> _Task directions_:
Gather every line of the entries that includes the word "pandoc".

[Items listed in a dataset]
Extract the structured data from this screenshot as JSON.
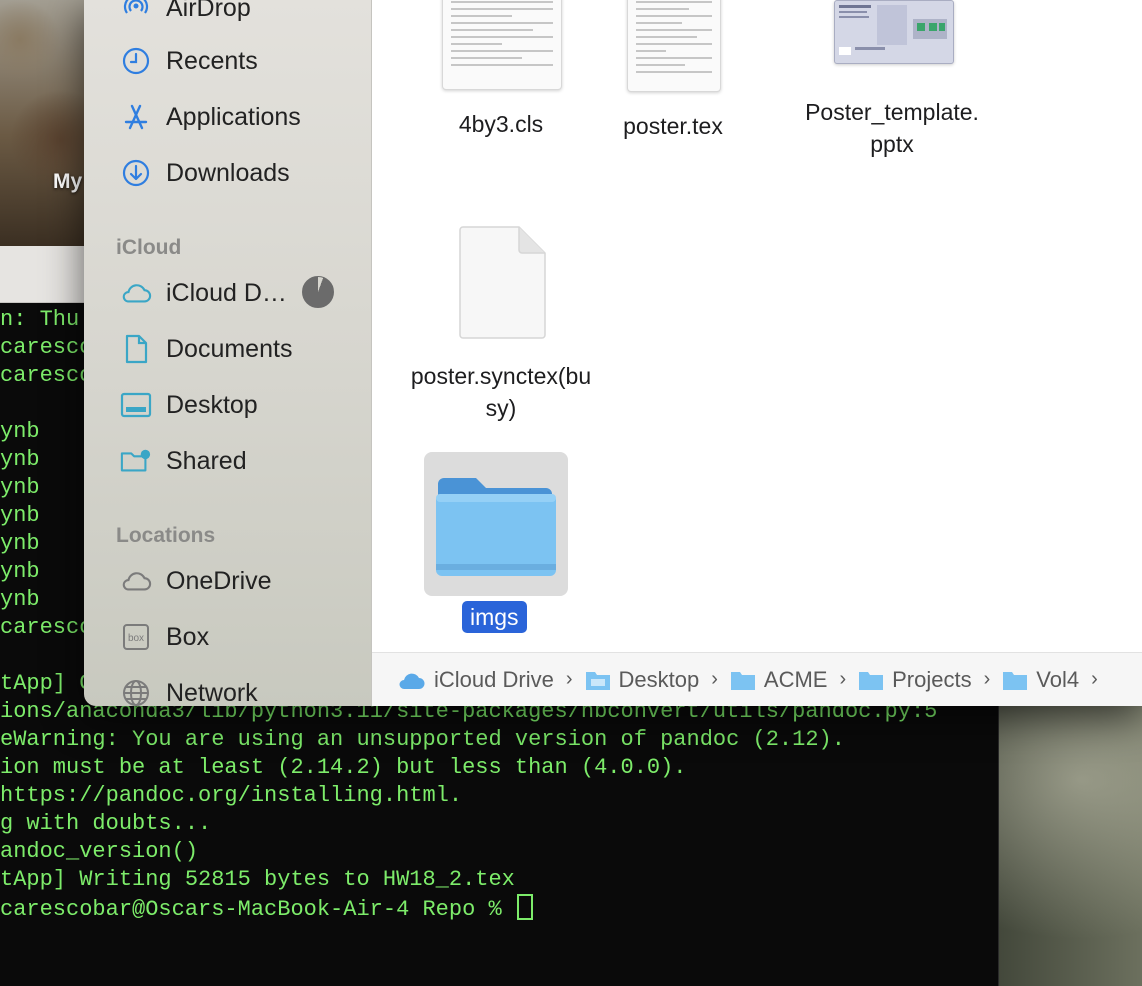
{
  "desktop": {
    "folder_label": "My"
  },
  "terminal": {
    "lines": [
      "n: Thu",
      "caresco",
      "caresco",
      "",
      "ynb",
      "ynb",
      "ynb",
      "ynb",
      "ynb",
      "ynb",
      "ynb",
      "caresco",
      "",
      "tApp] C",
      "ions/anaconda3/lib/python3.11/site-packages/nbconvert/utils/pandoc.py:5",
      "eWarning: You are using an unsupported version of pandoc (2.12).",
      "ion must be at least (2.14.2) but less than (4.0.0).",
      "https://pandoc.org/installing.html.",
      "g with doubts...",
      "andoc_version()",
      "tApp] Writing 52815 bytes to HW18_2.tex",
      "carescobar@Oscars-MacBook-Air-4 Repo % "
    ]
  },
  "finder": {
    "sidebar": {
      "favorites": [
        {
          "label": "AirDrop",
          "icon": "airdrop-icon"
        },
        {
          "label": "Recents",
          "icon": "clock-icon"
        },
        {
          "label": "Applications",
          "icon": "applications-icon"
        },
        {
          "label": "Downloads",
          "icon": "download-icon"
        }
      ],
      "icloud_header": "iCloud",
      "icloud_items": [
        {
          "label": "iCloud D…",
          "icon": "cloud-icon"
        },
        {
          "label": "Documents",
          "icon": "document-icon"
        },
        {
          "label": "Desktop",
          "icon": "desktop-icon"
        },
        {
          "label": "Shared",
          "icon": "shared-folder-icon"
        }
      ],
      "locations_header": "Locations",
      "locations": [
        {
          "label": "OneDrive",
          "icon": "cloud-outline-icon"
        },
        {
          "label": "Box",
          "icon": "box-icon"
        },
        {
          "label": "Network",
          "icon": "globe-icon"
        }
      ]
    },
    "files": [
      {
        "name": "4by3.cls",
        "icon": "document-thumbnail-icon"
      },
      {
        "name": "poster.tex",
        "icon": "document-thumbnail-icon"
      },
      {
        "name_line1": "Poster_template.",
        "name_line2": "pptx",
        "icon": "pptx-thumbnail-icon"
      },
      {
        "name_line1": "poster.synctex(bu",
        "name_line2": "sy)",
        "icon": "blank-document-icon"
      },
      {
        "name": "imgs",
        "icon": "folder-icon",
        "selected": true
      }
    ],
    "pathbar": [
      "iCloud Drive",
      "Desktop",
      "ACME",
      "Projects",
      "Vol4"
    ]
  },
  "colors": {
    "terminal_text": "#7dec6a",
    "selection_blue": "#2a64d9",
    "sidebar_icon_blue": "#2f7ee0",
    "folder_blue": "#6cb8ec"
  }
}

> _Exercise response_:
      "ions/anaconda3/lib/python3.11/site-packages/nbconvert/utils/pandoc.py:5",
      "eWarning: You are using an unsupported version of pandoc (2.12).",
      "https://pandoc.org/installing.html.",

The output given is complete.